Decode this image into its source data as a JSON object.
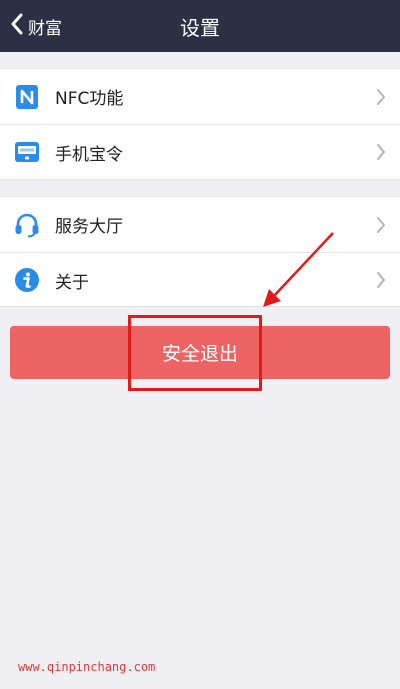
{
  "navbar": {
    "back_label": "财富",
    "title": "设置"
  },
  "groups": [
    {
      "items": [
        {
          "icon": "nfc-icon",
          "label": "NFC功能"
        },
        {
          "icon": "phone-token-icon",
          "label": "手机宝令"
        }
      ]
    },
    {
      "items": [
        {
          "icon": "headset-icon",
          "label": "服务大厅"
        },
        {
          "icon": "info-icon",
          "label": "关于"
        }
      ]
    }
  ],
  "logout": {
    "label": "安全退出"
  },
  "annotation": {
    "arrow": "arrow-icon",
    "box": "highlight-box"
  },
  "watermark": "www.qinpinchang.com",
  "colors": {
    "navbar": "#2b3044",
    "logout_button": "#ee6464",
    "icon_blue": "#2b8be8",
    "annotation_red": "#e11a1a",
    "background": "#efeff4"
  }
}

****************************************

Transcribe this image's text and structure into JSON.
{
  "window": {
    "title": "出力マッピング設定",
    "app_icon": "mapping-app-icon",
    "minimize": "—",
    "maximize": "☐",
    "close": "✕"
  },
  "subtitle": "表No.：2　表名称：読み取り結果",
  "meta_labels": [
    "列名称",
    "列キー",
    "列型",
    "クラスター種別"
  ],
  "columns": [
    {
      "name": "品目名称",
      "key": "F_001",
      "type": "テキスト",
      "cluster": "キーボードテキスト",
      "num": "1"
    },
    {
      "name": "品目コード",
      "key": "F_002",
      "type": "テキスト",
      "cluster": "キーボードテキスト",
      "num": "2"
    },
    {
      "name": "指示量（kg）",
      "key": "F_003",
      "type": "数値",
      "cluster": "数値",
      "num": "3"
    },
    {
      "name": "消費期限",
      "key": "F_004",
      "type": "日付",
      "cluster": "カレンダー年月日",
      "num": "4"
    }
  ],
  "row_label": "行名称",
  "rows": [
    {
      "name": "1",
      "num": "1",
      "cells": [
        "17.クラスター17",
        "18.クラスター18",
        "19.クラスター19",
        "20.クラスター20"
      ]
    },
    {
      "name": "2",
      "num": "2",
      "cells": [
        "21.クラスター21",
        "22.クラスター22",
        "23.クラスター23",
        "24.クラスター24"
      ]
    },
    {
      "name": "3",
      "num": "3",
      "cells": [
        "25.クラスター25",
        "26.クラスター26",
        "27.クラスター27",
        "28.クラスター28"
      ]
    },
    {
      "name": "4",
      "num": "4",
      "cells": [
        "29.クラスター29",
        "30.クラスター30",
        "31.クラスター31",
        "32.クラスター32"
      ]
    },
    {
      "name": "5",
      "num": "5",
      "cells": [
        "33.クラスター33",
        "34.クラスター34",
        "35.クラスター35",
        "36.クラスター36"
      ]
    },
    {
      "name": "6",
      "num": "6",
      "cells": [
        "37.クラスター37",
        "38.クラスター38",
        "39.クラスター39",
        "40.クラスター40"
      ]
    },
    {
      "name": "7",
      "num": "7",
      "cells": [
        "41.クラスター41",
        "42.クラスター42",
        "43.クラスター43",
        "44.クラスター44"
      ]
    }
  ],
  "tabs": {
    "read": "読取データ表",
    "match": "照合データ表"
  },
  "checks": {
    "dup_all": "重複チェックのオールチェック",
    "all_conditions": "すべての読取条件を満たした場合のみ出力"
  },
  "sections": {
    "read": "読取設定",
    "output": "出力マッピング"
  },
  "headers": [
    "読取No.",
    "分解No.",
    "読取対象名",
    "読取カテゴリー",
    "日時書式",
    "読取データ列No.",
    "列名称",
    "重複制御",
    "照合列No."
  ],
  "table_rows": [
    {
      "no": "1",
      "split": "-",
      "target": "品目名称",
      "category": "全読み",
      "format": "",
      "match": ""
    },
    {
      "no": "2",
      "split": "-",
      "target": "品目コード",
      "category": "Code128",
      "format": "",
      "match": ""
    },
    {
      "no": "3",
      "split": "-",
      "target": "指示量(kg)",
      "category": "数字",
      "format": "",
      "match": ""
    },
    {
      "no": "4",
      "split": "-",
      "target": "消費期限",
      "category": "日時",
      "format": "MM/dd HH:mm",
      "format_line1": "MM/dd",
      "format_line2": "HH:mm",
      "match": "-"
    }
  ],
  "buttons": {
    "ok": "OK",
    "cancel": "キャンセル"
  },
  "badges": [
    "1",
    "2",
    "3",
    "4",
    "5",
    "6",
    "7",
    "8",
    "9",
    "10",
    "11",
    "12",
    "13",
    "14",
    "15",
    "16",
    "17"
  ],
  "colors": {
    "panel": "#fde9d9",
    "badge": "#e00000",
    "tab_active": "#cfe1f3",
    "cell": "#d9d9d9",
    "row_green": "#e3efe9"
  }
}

****************************************

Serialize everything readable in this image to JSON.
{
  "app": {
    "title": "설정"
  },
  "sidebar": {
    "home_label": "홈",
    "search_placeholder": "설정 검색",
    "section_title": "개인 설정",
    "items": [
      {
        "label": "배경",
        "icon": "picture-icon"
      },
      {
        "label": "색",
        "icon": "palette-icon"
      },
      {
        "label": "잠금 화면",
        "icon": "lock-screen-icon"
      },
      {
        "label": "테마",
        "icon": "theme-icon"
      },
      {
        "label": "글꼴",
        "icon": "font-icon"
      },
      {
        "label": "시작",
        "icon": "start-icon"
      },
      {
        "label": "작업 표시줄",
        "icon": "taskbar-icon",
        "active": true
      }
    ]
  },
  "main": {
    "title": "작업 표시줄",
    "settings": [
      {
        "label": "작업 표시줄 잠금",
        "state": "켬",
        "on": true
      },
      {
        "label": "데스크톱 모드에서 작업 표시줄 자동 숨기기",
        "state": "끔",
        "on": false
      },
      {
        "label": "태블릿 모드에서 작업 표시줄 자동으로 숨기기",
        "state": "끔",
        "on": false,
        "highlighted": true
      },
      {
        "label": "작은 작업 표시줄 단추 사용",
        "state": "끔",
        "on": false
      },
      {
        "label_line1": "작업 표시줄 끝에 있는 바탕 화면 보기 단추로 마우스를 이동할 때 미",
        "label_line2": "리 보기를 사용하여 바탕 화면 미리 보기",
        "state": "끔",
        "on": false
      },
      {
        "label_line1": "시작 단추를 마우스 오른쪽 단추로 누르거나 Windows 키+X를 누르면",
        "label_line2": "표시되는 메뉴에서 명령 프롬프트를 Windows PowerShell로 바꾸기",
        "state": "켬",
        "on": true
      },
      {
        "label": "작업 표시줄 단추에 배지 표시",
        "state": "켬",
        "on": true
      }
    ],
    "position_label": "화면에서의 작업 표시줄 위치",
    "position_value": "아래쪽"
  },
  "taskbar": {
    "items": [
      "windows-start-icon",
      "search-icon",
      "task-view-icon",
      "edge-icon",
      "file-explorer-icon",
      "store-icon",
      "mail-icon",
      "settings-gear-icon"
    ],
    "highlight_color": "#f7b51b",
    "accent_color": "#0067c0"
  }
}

****************************************

REQUIRED WORK - In the entries above, find each line with the string "category" and copy it.

RIGHT ANSWER -
      "category": "全読み",
      "category": "Code128",
      "category": "数字",
      "category": "日時",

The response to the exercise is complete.